Aim of the task> Copy the following items verbatim, beginning at the line that contains "- bus: [953, 1717, 1083, 1857]" and stopping after the line that contains "- repost-action[interactable]: 转发: [115, 2441, 288, 2501]".

◆ ◆ ◆ ◆ ◆

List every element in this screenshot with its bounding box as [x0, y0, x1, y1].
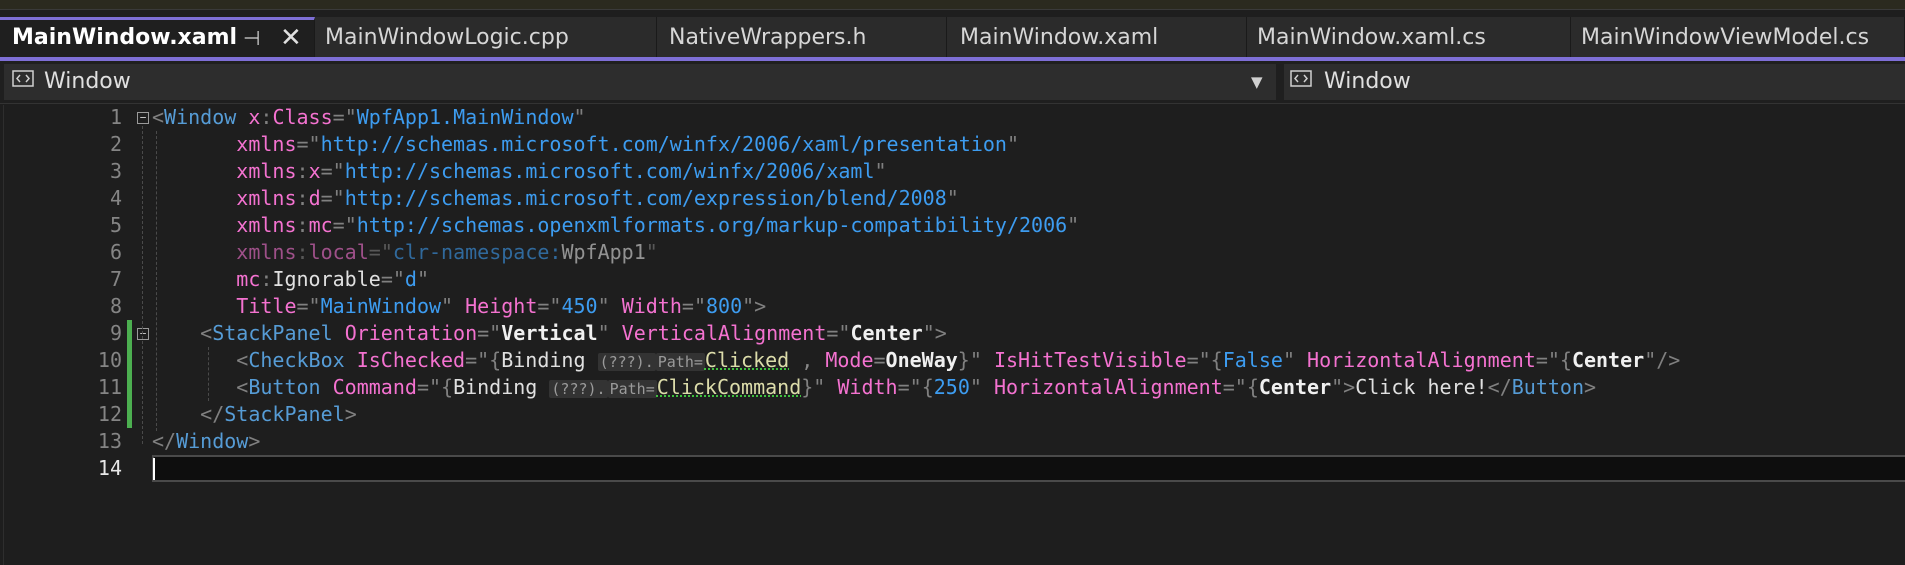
code-line-5: xmlns:mc="http://schemas.openxmlformats.…	[236, 213, 1080, 237]
line-number: 12	[97, 402, 122, 426]
tab-mainwindowviewmodel-cs[interactable]: MainWindowViewModel.cs	[1571, 17, 1905, 57]
collapse-icon[interactable]: −	[137, 112, 149, 124]
tab-label: NativeWrappers.h	[669, 25, 867, 50]
tab-label: MainWindow.xaml	[960, 25, 1159, 50]
code-line-9: <StackPanel Orientation="Vertical" Verti…	[200, 321, 947, 345]
member-label: Window	[1324, 69, 1411, 94]
close-icon[interactable]: ✕	[280, 20, 302, 56]
code-line-4: xmlns:d="http://schemas.microsoft.com/ex…	[236, 186, 959, 210]
line-number: 11	[97, 375, 122, 399]
current-line-highlight	[152, 455, 1905, 482]
text-caret	[153, 458, 155, 480]
element-scope-dropdown[interactable]: Window ▼	[4, 64, 1276, 100]
line-number: 6	[109, 240, 122, 264]
tab-label: MainWindowViewModel.cs	[1581, 25, 1870, 50]
tab-label: MainWindow.xaml.cs	[1257, 25, 1486, 50]
code-line-12: </StackPanel>	[200, 402, 357, 426]
chevron-down-icon[interactable]: ▼	[1251, 64, 1263, 100]
line-number: 2	[109, 132, 122, 156]
code-line-10: <CheckBox IsChecked="{Binding (???). Path…	[236, 348, 1681, 372]
code-line-6: xmlns:local="clr-namespace:WpfApp1"	[236, 240, 658, 264]
tab-mainwindowlogic-cpp[interactable]: MainWindowLogic.cpp	[315, 17, 657, 57]
line-number: 3	[109, 159, 122, 183]
line-number: 7	[109, 267, 122, 291]
line-number: 5	[109, 213, 122, 237]
code-line-3: xmlns:x="http://schemas.microsoft.com/wi…	[236, 159, 887, 183]
inline-hint: Path=	[607, 380, 657, 398]
code-line-7: mc:Ignorable="d"	[236, 267, 429, 291]
tab-mainwindow-xaml-active[interactable]: MainWindow.xaml ⊣ ✕	[0, 17, 315, 57]
pin-icon[interactable]: ⊣	[243, 20, 260, 56]
line-number: 13	[97, 429, 122, 453]
title-strip	[0, 0, 1905, 10]
line-number: 4	[109, 186, 122, 210]
code-line-11: <Button Command="{Binding (???). Path= Cli…	[236, 375, 1597, 399]
tab-label: MainWindow.xaml	[12, 25, 238, 50]
tab-mainwindow-xaml-cs[interactable]: MainWindow.xaml.cs	[1247, 17, 1571, 57]
line-number: 9	[109, 321, 122, 345]
line-number: 10	[97, 348, 122, 372]
outline-guide	[142, 126, 143, 444]
line-number: 8	[109, 294, 122, 318]
tab-label: MainWindowLogic.cpp	[325, 25, 569, 50]
xaml-element-icon	[1290, 70, 1312, 87]
tab-nativewrappers-h[interactable]: NativeWrappers.h	[657, 17, 947, 57]
member-dropdown[interactable]: Window	[1284, 64, 1905, 100]
changed-lines-indicator	[127, 320, 132, 428]
line-number-current: 14	[97, 456, 122, 480]
navigation-bar: Window ▼ Window	[0, 61, 1905, 104]
xaml-element-icon	[12, 70, 34, 87]
scope-label: Window	[44, 69, 131, 94]
document-tab-bar: MainWindow.xaml ⊣ ✕ MainWindowLogic.cpp …	[0, 17, 1905, 57]
code-line-1: <Window x:Class="WpfApp1.MainWindow"	[152, 105, 586, 129]
tab-mainwindow-xaml[interactable]: MainWindow.xaml	[947, 17, 1247, 57]
line-number: 1	[109, 105, 122, 129]
inline-hint: (???).	[597, 353, 656, 371]
code-line-8: Title="MainWindow" Height="450" Width="8…	[236, 294, 767, 318]
editor-margin-line	[3, 105, 4, 565]
code-line-13: </Window>	[152, 429, 261, 453]
collapse-icon[interactable]: −	[137, 328, 149, 340]
inline-hint: Path=	[655, 353, 705, 371]
code-line-2: xmlns="http://schemas.microsoft.com/winf…	[236, 132, 1019, 156]
inline-hint: (???).	[549, 380, 608, 398]
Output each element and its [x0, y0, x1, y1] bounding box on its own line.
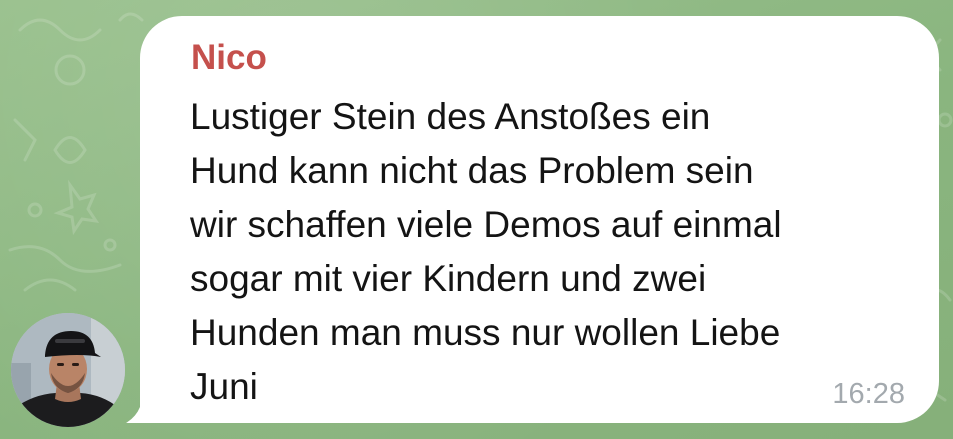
- sender-name[interactable]: Nico: [191, 38, 267, 78]
- message-timestamp: 16:28: [832, 378, 905, 410]
- sender-avatar[interactable]: [11, 313, 125, 427]
- message-text: Lustiger Stein des Anstoßes ein Hund kan…: [190, 96, 782, 407]
- user-photo-avatar-icon: [11, 313, 125, 427]
- message-bubble[interactable]: Nico Lustiger Stein des Anstoßes ein Hun…: [140, 16, 939, 423]
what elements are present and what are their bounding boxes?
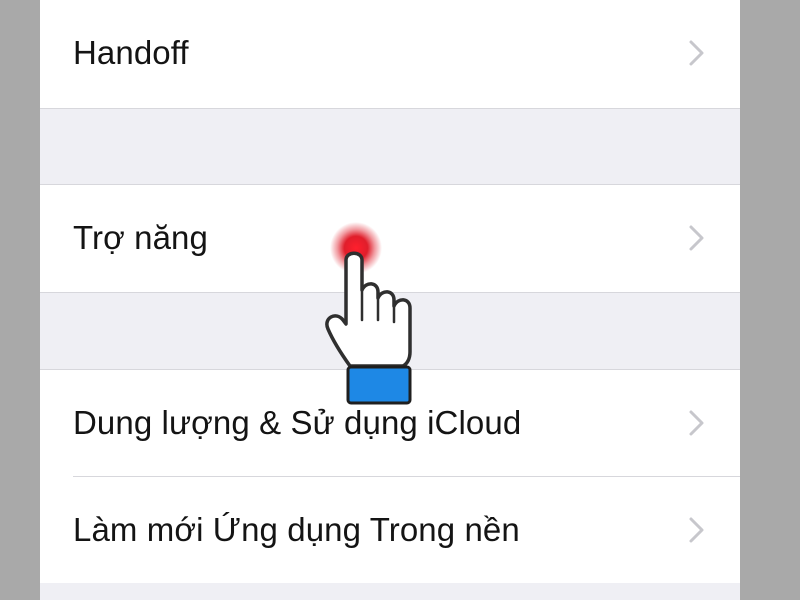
settings-row-icloud-storage[interactable]: Dung lượng & Sử dụng iCloud <box>40 370 740 476</box>
settings-row-label: Trợ năng <box>73 219 208 256</box>
settings-row-label: Dung lượng & Sử dụng iCloud <box>73 404 522 441</box>
settings-group-handoff: Handoff <box>40 0 740 109</box>
settings-row-background-refresh[interactable]: Làm mới Ứng dụng Trong nền <box>40 477 740 583</box>
section-gap <box>40 583 740 600</box>
settings-row-label: Làm mới Ứng dụng Trong nền <box>73 511 520 548</box>
chevron-right-icon <box>689 225 704 251</box>
settings-screen: Handoff Trợ năng Dung lượng & Sử dụng iC… <box>40 0 740 600</box>
chevron-right-icon <box>689 410 704 436</box>
settings-row-label: Handoff <box>73 34 189 71</box>
settings-group-storage: Dung lượng & Sử dụng iCloud Làm mới Ứng … <box>40 369 740 585</box>
chevron-right-icon <box>689 40 704 66</box>
settings-row-accessibility[interactable]: Trợ năng <box>40 185 740 291</box>
chevron-right-icon <box>689 517 704 543</box>
screenshot-stage: Handoff Trợ năng Dung lượng & Sử dụng iC… <box>0 0 800 600</box>
settings-group-accessibility: Trợ năng <box>40 184 740 293</box>
settings-row-handoff[interactable]: Handoff <box>40 0 740 106</box>
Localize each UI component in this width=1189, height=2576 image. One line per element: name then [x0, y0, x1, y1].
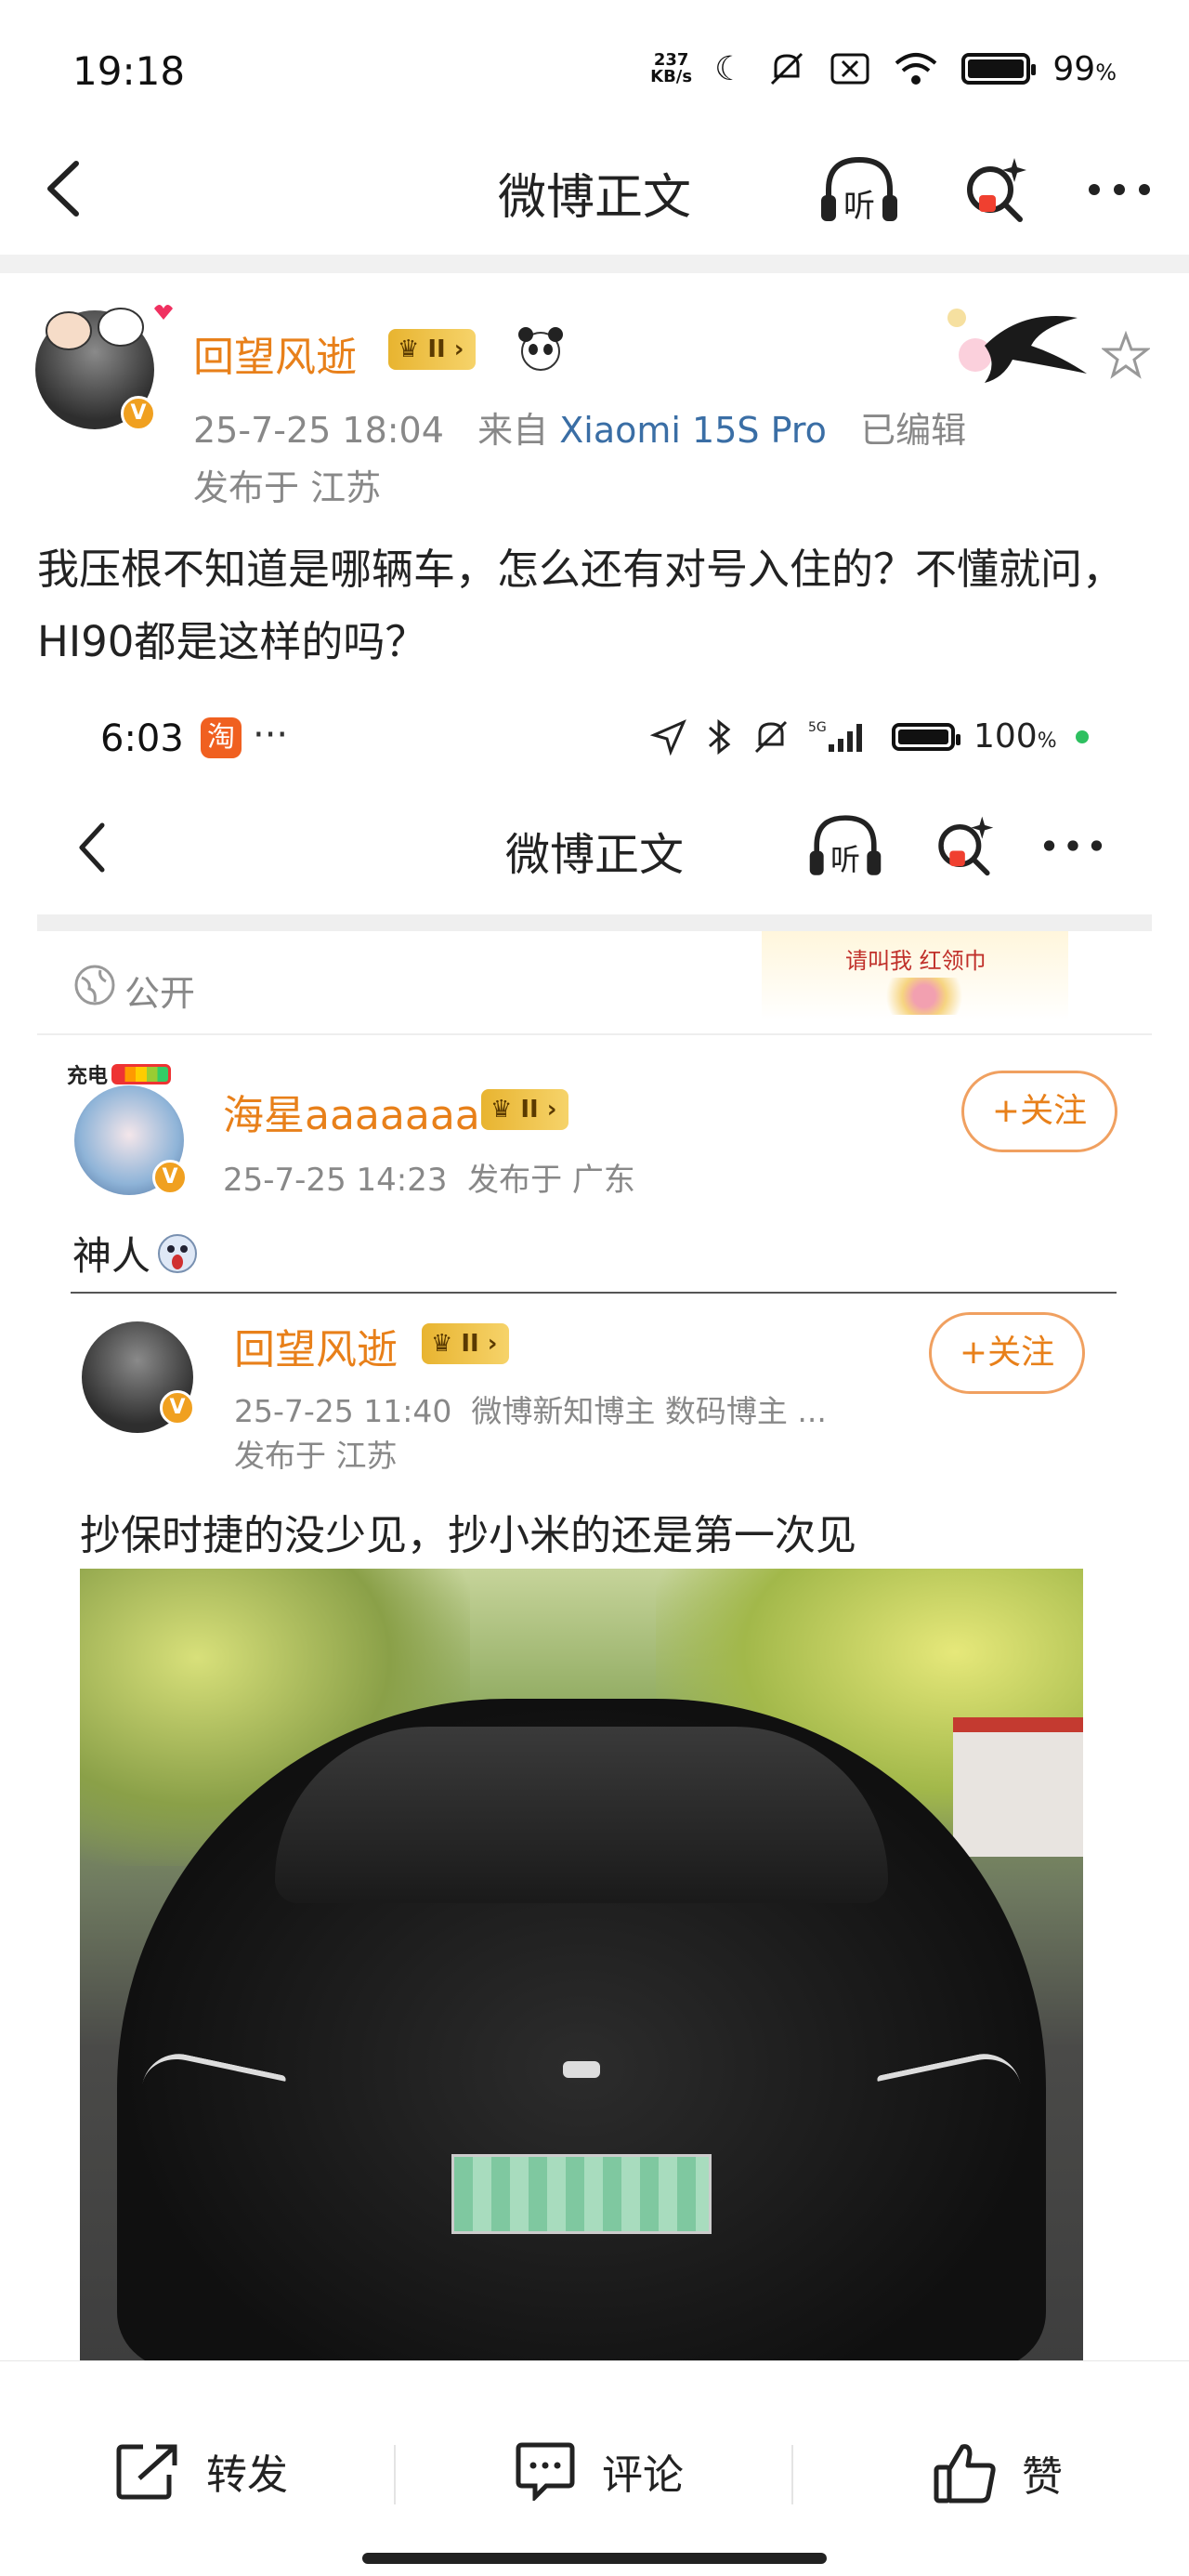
- bus: [953, 1717, 1083, 1857]
- car-windshield: [275, 1727, 888, 1903]
- member-crown-badge: ♛ II ›: [388, 329, 476, 370]
- action-divider-2: [791, 2445, 793, 2504]
- action-divider-1: [394, 2445, 396, 2504]
- bottom-action-bar: 转发 评论 赞: [0, 2360, 1189, 2576]
- post-meta: 25-7-25 18:04 来自 Xiaomi 15S Pro 已编辑: [193, 401, 966, 453]
- repost-underline: [71, 1292, 1117, 1294]
- inner-status-dots: ···: [253, 714, 289, 756]
- edited-label[interactable]: 已编辑: [860, 410, 966, 451]
- repost-action[interactable]: 转发: [115, 2441, 288, 2501]
- source-device[interactable]: Xiaomi 15S Pro: [559, 410, 827, 451]
- wifi-icon: [895, 53, 937, 85]
- sim-off-icon: [830, 53, 869, 85]
- signal-5g-icon: 5G: [808, 720, 862, 752]
- swallow-decoration-icon: [947, 309, 1087, 383]
- inner-status-time: 6:03: [100, 717, 184, 760]
- inner-battery-percent: 100%: [973, 717, 1057, 756]
- location-arrow-icon: [650, 718, 686, 756]
- author-name[interactable]: 回望风逝: [193, 323, 357, 383]
- battery-icon: [961, 53, 1037, 85]
- shocked-emoji-icon: [158, 1233, 198, 1273]
- panda-icon: [518, 327, 563, 371]
- inner-listen-button[interactable]: 听: [806, 812, 884, 879]
- red-scarf-banner-text: 请叫我 红领巾: [845, 948, 986, 974]
- charge-badge: 充电: [67, 1059, 172, 1089]
- battery-percent: 99%: [1052, 49, 1117, 88]
- repost-meta: 25-7-25 14:23 发布于 广东: [223, 1162, 635, 1199]
- bluetooth-icon: [708, 718, 731, 755]
- original-crown-badge: ♛ II ›: [422, 1323, 509, 1364]
- nav-actions: 听: [817, 154, 1152, 225]
- repost-crown-badge: ♛ II ›: [481, 1089, 568, 1130]
- share-icon: [116, 2444, 177, 2500]
- sticker-icon: [46, 305, 173, 350]
- repost-text-row: 神人: [72, 1225, 199, 1281]
- inner-mute-icon: [754, 720, 788, 753]
- inner-status-icons: 5G 100%: [650, 717, 1089, 756]
- comment-action[interactable]: 评论: [513, 2441, 684, 2501]
- home-indicator[interactable]: [362, 2553, 827, 2564]
- original-follow-button[interactable]: +关注: [929, 1312, 1085, 1394]
- repost-follow-button[interactable]: +关注: [961, 1071, 1117, 1152]
- car-photo[interactable]: [80, 1569, 1083, 2360]
- embedded-screenshot[interactable]: 6:03 淘 ··· 5G 100% 微博正文 听 公开 请叫我 红领巾 充电 …: [37, 688, 1152, 2360]
- header-divider: [0, 255, 1189, 273]
- status-time: 19:18: [72, 48, 186, 94]
- banner-flowers: [873, 978, 975, 1015]
- visibility-divider: [37, 1033, 1152, 1035]
- search-spark-icon[interactable]: [959, 154, 1029, 225]
- original-author-name[interactable]: 回望风逝: [234, 1316, 398, 1375]
- status-icons: 237 KB/s ☾ 99%: [650, 48, 1117, 89]
- post-text: 我压根不知道是哪辆车，怎么还有对号入住的？不懂就问，HI90都是这样的吗？: [37, 545, 1125, 666]
- post-location: 发布于 江苏: [193, 467, 382, 508]
- thumbs-up-icon: [934, 2444, 996, 2504]
- author-avatar-wrap[interactable]: V: [35, 299, 173, 431]
- comment-icon: [516, 2442, 575, 2501]
- svg-text:5G: 5G: [808, 720, 827, 735]
- green-dot-icon: [1075, 729, 1089, 743]
- more-icon[interactable]: [1087, 180, 1152, 199]
- globe-icon: [74, 965, 115, 1005]
- inner-more-icon[interactable]: [1042, 836, 1104, 855]
- verified-badge: V: [121, 396, 156, 431]
- original-post-text: 抄保时捷的没少见，抄小米的还是第一次见: [80, 1512, 856, 1559]
- repost-verified-badge: V: [152, 1160, 188, 1195]
- original-location: 发布于 江苏: [234, 1438, 398, 1474]
- like-action[interactable]: 赞: [933, 2441, 1063, 2504]
- red-scarf-banner: 请叫我 红领巾: [762, 931, 1068, 1020]
- favorite-star-icon[interactable]: [1102, 331, 1150, 379]
- listen-button[interactable]: 听: [817, 154, 901, 225]
- visibility-label: 公开: [124, 973, 196, 1014]
- post-date: 25-7-25 18:04: [193, 410, 444, 451]
- inner-search-spark-icon[interactable]: [931, 813, 996, 878]
- source-prefix: 来自: [477, 410, 549, 451]
- original-verified-badge: V: [160, 1390, 195, 1426]
- inner-nav-actions: 听: [806, 812, 1104, 879]
- mute-icon: [771, 52, 804, 85]
- moon-icon: ☾: [714, 49, 745, 88]
- repost-author-name[interactable]: 海星aaaaaaa: [223, 1082, 480, 1141]
- car-logo: [563, 2061, 600, 2078]
- inner-battery-icon: [892, 722, 960, 751]
- original-meta: 25-7-25 11:40 微博新知博主 数码博主 ...: [234, 1393, 827, 1429]
- repost-text: 神人: [72, 1233, 151, 1279]
- license-plate: [451, 2154, 712, 2234]
- inner-header-divider: [37, 914, 1152, 931]
- taobao-icon: 淘: [201, 717, 242, 758]
- net-speed: 237 KB/s: [650, 50, 693, 86]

◆ ◆ ◆ ◆ ◆

Exercise result>
- bus: [953, 1717, 1083, 1857]
- car-windshield: [275, 1727, 888, 1903]
- member-crown-badge: ♛ II ›: [388, 329, 476, 370]
- action-divider-2: [791, 2445, 793, 2504]
- action-divider-1: [394, 2445, 396, 2504]
- bottom-action-bar: 转发 评论 赞: [0, 2360, 1189, 2576]
- post-meta: 25-7-25 18:04 来自 Xiaomi 15S Pro 已编辑: [193, 401, 966, 453]
- repost-underline: [71, 1292, 1117, 1294]
- inner-status-dots: ···: [253, 714, 289, 756]
- edited-label[interactable]: 已编辑: [860, 410, 966, 451]
- repost-action[interactable]: 转发: [115, 2441, 288, 2501]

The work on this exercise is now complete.